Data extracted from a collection
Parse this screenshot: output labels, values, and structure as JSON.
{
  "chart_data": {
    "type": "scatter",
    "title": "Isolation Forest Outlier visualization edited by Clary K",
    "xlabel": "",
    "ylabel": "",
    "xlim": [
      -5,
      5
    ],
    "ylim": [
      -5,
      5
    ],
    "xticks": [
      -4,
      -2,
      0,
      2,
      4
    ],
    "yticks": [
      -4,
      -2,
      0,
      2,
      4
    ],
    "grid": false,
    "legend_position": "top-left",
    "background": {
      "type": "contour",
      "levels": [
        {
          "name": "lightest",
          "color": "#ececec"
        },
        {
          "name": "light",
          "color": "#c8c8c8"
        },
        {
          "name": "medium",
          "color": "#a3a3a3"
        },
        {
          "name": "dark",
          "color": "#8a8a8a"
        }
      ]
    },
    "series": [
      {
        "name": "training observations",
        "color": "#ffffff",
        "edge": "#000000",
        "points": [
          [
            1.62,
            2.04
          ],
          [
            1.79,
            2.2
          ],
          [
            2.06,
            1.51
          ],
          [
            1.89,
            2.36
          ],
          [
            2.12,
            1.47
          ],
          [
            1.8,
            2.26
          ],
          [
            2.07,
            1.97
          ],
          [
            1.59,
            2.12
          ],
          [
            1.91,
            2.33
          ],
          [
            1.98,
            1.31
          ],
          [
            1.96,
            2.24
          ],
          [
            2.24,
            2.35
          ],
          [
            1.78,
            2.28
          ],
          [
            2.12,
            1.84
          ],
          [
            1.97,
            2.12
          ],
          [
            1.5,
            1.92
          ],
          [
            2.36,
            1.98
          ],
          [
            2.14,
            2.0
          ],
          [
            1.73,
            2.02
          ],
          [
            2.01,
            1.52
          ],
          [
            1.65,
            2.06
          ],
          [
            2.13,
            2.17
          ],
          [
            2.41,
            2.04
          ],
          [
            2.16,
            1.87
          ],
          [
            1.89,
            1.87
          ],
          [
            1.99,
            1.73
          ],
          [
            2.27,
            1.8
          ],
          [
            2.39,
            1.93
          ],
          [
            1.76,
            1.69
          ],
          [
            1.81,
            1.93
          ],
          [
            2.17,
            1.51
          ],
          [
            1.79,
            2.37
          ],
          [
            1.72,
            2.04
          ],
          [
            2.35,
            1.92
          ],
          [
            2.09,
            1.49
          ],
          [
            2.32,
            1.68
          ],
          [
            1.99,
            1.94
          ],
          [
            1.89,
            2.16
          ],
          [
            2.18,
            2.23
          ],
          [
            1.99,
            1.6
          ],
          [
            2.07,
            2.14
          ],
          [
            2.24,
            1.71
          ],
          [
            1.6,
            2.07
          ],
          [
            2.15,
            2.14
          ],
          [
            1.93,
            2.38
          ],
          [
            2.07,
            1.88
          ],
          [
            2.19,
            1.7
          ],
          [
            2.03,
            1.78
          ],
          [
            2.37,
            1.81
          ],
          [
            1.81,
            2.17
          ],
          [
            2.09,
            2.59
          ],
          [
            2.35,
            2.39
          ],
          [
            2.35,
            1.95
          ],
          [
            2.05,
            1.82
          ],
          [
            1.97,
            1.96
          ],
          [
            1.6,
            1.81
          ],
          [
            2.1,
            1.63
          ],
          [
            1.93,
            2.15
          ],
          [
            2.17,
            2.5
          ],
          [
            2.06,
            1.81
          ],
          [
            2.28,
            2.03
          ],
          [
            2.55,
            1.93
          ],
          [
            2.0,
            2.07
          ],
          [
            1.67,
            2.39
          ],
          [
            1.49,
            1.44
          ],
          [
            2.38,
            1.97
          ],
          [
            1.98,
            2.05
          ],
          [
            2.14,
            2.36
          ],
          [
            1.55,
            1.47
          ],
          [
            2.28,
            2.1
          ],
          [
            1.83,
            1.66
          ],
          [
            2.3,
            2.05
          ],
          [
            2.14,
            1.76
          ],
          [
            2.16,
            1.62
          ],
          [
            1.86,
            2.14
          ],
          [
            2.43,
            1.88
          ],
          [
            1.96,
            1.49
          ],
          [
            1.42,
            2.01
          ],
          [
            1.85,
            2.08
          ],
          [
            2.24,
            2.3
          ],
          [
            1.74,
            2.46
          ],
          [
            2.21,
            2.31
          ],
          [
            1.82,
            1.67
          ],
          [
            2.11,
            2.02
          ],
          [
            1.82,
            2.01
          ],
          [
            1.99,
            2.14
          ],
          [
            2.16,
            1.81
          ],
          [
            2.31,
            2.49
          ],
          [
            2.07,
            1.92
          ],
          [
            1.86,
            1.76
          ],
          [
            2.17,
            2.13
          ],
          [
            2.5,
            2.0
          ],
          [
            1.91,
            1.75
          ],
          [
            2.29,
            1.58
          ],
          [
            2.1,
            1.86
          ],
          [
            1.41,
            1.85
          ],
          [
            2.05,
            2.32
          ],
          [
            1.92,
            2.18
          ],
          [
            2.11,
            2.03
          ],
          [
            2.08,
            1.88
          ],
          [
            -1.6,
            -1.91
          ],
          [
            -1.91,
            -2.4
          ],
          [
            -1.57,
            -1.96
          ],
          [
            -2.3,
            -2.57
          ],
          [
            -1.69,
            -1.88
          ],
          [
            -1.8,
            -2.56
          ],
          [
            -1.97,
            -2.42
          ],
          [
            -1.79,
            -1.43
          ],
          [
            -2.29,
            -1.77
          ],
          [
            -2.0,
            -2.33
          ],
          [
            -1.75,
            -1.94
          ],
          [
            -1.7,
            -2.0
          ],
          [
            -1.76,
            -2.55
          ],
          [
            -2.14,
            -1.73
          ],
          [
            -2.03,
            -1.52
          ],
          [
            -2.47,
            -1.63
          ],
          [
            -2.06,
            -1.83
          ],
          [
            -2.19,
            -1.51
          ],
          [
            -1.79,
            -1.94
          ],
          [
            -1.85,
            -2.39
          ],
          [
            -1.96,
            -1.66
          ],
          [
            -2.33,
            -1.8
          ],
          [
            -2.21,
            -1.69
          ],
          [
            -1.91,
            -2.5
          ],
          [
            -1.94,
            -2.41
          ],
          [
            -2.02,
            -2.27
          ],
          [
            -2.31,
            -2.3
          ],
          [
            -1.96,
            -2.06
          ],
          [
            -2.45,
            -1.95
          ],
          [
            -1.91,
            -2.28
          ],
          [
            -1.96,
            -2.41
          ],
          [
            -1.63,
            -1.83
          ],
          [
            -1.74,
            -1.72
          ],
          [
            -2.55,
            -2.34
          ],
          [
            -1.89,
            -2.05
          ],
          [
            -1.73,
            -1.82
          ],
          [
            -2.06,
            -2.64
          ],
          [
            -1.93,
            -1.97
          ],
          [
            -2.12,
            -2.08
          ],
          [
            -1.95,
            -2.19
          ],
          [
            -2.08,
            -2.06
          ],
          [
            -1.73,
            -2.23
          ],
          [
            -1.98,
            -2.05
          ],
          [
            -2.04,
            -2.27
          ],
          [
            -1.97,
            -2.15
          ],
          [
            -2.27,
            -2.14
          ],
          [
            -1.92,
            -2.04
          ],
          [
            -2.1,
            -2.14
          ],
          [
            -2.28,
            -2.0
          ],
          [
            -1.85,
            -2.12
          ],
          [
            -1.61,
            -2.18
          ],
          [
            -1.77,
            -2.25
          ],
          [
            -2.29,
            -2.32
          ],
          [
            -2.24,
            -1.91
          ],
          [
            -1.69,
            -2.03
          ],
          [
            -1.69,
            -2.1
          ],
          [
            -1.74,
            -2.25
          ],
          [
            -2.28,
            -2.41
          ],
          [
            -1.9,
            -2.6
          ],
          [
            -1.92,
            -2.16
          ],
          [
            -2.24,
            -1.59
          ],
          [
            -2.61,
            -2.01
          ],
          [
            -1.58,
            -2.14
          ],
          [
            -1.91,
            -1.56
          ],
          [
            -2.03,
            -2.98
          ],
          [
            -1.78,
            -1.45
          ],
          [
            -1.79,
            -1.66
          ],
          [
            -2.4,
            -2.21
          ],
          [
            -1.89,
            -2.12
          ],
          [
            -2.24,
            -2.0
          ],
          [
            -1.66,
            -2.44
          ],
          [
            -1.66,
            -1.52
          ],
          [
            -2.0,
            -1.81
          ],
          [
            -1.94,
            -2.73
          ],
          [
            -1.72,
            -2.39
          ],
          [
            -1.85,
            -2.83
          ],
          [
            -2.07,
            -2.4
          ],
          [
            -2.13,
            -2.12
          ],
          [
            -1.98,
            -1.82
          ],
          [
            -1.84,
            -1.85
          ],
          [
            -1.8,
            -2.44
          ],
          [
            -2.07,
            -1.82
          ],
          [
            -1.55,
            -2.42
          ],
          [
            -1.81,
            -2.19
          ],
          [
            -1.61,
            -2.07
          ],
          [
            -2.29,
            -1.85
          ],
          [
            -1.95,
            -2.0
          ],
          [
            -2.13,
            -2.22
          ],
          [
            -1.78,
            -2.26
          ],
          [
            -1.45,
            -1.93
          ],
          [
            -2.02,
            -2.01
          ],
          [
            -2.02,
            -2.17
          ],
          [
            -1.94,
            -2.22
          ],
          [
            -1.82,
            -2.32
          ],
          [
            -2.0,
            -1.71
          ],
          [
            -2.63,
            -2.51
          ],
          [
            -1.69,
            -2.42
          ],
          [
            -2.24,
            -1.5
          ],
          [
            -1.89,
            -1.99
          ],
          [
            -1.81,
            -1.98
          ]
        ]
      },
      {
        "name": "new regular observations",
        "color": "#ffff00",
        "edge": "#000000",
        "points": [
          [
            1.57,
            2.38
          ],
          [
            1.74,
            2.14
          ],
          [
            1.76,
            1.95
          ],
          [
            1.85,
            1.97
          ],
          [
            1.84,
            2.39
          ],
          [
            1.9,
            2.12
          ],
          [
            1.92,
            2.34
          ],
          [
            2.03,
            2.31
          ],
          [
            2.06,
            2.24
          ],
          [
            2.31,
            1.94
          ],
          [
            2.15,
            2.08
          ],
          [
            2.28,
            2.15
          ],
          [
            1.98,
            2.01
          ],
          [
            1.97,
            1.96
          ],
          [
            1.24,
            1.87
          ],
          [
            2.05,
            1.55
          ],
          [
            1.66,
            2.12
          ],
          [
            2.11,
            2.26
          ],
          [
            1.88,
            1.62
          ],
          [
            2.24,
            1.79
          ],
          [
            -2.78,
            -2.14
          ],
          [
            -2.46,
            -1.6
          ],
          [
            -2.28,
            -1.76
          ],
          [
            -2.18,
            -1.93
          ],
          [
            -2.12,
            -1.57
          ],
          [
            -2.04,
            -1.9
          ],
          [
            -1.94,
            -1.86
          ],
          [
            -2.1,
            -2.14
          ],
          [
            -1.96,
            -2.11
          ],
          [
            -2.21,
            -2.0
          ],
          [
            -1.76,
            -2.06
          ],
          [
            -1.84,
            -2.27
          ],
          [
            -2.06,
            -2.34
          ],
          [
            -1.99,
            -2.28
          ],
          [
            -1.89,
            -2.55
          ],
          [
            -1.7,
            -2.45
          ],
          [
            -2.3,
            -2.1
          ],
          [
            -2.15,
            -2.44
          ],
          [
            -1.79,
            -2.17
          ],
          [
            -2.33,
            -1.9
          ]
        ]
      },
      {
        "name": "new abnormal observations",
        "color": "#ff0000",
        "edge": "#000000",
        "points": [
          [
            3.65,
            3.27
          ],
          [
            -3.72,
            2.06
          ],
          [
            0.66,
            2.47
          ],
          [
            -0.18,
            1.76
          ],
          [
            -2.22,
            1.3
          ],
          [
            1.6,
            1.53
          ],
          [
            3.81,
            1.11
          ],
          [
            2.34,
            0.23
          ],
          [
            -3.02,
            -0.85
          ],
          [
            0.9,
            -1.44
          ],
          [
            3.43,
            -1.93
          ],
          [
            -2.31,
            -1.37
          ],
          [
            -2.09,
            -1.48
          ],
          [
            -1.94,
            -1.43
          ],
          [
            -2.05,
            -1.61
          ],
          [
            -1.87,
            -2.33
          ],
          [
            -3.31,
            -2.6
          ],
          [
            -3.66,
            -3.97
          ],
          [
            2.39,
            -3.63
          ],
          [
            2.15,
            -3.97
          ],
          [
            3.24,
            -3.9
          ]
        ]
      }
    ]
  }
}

Short exercise>
Look through the entries above and count each line holding "observations"; report the count alone.

Completed task>
3